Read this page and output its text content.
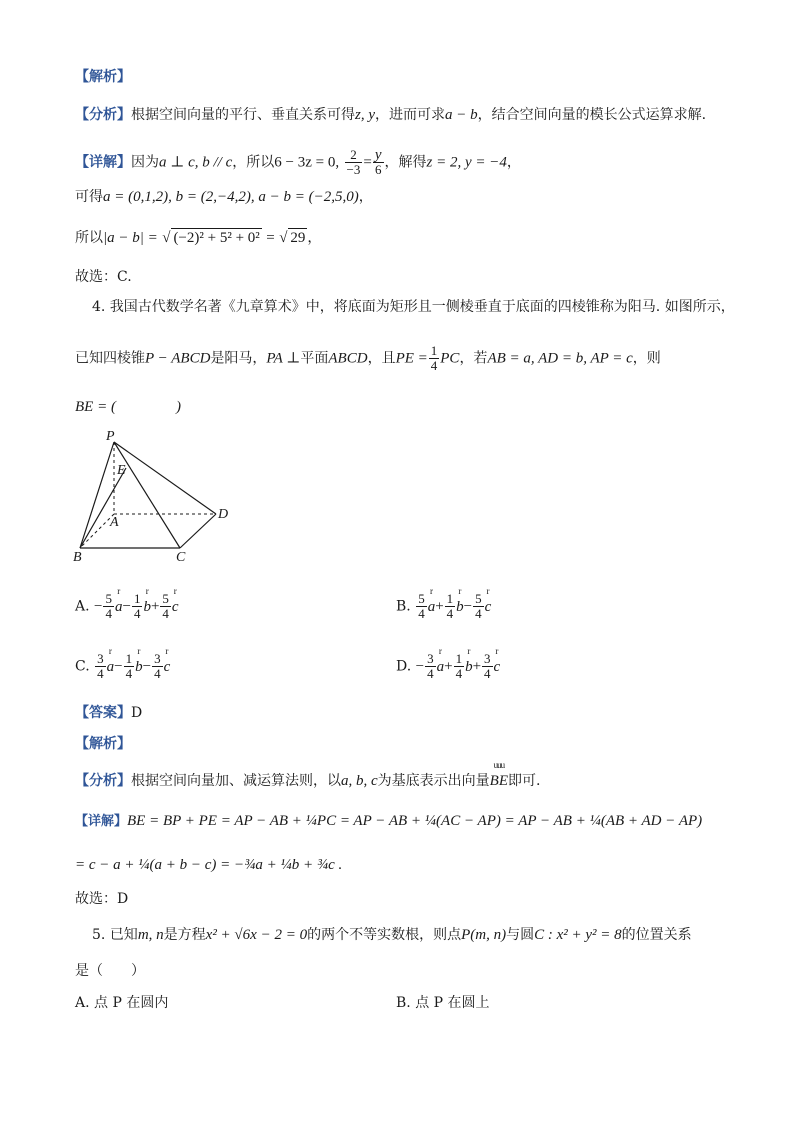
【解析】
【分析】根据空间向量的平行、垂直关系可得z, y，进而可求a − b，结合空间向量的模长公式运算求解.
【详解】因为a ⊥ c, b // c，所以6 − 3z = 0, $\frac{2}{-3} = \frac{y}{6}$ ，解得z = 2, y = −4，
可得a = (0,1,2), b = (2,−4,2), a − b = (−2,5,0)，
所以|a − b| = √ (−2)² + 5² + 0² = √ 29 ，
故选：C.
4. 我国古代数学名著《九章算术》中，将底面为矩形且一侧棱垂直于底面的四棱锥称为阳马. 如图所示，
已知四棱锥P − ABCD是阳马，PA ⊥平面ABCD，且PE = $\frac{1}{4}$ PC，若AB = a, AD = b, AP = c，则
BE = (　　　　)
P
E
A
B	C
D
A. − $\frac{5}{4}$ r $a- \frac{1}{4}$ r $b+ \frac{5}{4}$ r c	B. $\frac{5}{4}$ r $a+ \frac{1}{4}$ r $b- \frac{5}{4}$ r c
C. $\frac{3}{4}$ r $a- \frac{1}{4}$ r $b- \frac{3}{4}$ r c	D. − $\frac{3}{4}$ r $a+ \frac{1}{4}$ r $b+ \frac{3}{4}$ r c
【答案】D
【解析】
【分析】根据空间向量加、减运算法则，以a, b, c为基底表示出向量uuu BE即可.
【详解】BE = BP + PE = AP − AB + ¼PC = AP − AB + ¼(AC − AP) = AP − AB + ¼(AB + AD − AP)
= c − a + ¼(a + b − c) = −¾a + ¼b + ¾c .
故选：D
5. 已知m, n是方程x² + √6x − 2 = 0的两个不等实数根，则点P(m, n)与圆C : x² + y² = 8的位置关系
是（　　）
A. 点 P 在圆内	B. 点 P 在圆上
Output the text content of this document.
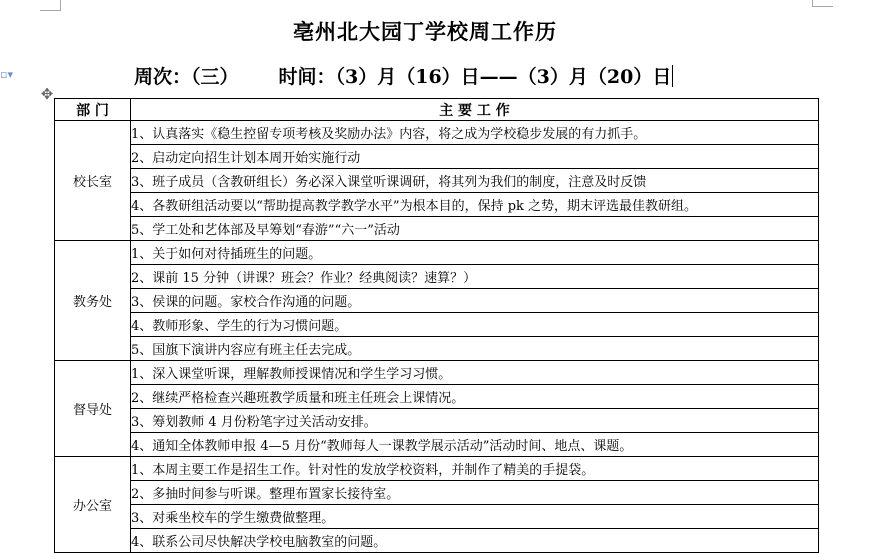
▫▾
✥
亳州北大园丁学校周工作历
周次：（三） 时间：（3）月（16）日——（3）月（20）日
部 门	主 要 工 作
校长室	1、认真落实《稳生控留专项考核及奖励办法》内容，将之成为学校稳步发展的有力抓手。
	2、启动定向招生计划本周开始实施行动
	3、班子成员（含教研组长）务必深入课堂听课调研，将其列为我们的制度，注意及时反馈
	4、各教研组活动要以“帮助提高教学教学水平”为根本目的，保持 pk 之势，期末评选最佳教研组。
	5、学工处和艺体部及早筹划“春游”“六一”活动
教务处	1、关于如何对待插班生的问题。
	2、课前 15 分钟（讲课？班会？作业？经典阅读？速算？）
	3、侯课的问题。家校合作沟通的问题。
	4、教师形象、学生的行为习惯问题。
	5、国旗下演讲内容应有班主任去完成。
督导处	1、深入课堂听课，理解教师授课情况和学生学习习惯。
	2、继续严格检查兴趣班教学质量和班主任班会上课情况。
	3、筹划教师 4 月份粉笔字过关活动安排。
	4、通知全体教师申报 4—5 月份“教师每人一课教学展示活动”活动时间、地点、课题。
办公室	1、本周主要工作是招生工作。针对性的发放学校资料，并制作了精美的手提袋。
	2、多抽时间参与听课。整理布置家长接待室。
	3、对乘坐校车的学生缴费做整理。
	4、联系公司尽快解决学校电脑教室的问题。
--
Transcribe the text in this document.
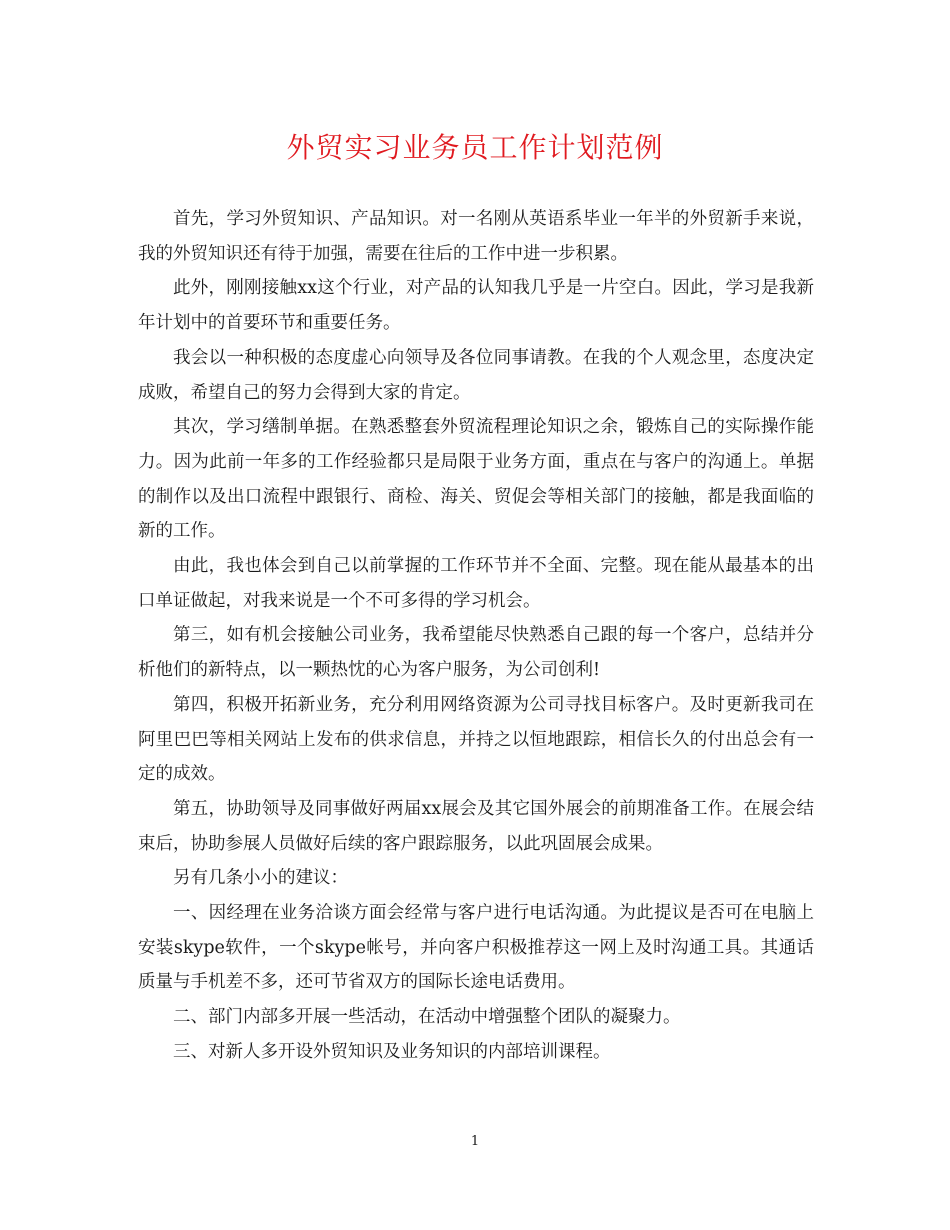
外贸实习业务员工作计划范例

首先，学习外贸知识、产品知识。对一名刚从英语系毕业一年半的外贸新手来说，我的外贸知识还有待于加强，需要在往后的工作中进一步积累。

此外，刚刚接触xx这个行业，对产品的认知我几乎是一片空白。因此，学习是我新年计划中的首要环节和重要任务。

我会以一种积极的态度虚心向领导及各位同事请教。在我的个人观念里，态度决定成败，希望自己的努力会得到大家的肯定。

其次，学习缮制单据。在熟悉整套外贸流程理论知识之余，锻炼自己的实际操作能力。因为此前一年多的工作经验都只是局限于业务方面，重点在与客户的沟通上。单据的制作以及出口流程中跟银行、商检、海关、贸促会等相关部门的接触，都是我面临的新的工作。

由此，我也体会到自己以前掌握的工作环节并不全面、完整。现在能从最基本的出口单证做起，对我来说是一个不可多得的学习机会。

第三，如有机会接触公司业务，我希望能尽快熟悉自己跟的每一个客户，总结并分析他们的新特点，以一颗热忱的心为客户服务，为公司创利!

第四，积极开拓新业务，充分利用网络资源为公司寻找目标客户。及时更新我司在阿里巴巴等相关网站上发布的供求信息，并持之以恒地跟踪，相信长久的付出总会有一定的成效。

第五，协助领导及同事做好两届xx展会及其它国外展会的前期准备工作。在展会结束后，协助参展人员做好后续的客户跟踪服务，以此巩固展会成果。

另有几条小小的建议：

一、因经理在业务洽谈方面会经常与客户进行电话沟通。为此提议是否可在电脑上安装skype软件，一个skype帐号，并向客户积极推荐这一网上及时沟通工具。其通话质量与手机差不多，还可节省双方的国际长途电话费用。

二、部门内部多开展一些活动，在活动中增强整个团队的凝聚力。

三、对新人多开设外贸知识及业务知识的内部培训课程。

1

→ **Requirements**:
Give only the number of lines in the records that contain the string "this".

→ **Complete answer**:
3